◆ Stated task: Take from the listing each line that has the string "JSON".

[Information given start]

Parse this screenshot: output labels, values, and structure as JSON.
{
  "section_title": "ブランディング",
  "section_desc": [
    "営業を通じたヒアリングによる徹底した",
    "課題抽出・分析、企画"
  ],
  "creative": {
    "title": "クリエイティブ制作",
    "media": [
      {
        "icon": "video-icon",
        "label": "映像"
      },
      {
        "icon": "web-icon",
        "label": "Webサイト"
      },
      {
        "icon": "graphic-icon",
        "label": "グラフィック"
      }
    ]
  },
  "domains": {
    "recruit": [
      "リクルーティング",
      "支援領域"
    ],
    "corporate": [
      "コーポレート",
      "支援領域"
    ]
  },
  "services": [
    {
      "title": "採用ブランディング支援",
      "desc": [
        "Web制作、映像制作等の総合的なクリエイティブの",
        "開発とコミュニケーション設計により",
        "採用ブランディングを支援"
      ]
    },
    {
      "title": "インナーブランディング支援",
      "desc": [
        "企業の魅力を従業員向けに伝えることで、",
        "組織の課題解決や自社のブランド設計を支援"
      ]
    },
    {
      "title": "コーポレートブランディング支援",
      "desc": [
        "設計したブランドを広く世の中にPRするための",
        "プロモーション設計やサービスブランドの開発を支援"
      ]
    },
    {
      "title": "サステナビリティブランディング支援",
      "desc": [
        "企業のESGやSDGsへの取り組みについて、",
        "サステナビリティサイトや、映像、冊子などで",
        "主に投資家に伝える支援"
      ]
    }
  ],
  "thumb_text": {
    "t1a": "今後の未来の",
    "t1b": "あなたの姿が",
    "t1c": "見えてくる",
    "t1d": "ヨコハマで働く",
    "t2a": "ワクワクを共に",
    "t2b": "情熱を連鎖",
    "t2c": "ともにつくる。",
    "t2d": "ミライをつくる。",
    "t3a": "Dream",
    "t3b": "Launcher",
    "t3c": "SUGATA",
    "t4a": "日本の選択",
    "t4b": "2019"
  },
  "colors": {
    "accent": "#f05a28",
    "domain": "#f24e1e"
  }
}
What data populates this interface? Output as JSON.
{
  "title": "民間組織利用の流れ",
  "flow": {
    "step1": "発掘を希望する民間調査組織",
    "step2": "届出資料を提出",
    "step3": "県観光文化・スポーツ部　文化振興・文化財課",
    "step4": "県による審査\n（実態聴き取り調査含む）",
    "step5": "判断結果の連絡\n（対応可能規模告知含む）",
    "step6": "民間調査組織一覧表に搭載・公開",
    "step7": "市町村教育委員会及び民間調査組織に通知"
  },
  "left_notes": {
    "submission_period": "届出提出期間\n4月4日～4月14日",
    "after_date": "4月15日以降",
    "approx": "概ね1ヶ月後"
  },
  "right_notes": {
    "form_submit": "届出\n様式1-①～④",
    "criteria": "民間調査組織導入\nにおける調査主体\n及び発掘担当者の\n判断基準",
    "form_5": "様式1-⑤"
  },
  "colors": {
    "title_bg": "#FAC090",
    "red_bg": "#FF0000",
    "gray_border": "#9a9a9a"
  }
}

[Information given end]

◆ Task solution:
Parse this screenshot: output labels, values, and structure as JSON.
What data populates this interface? Output as JSON.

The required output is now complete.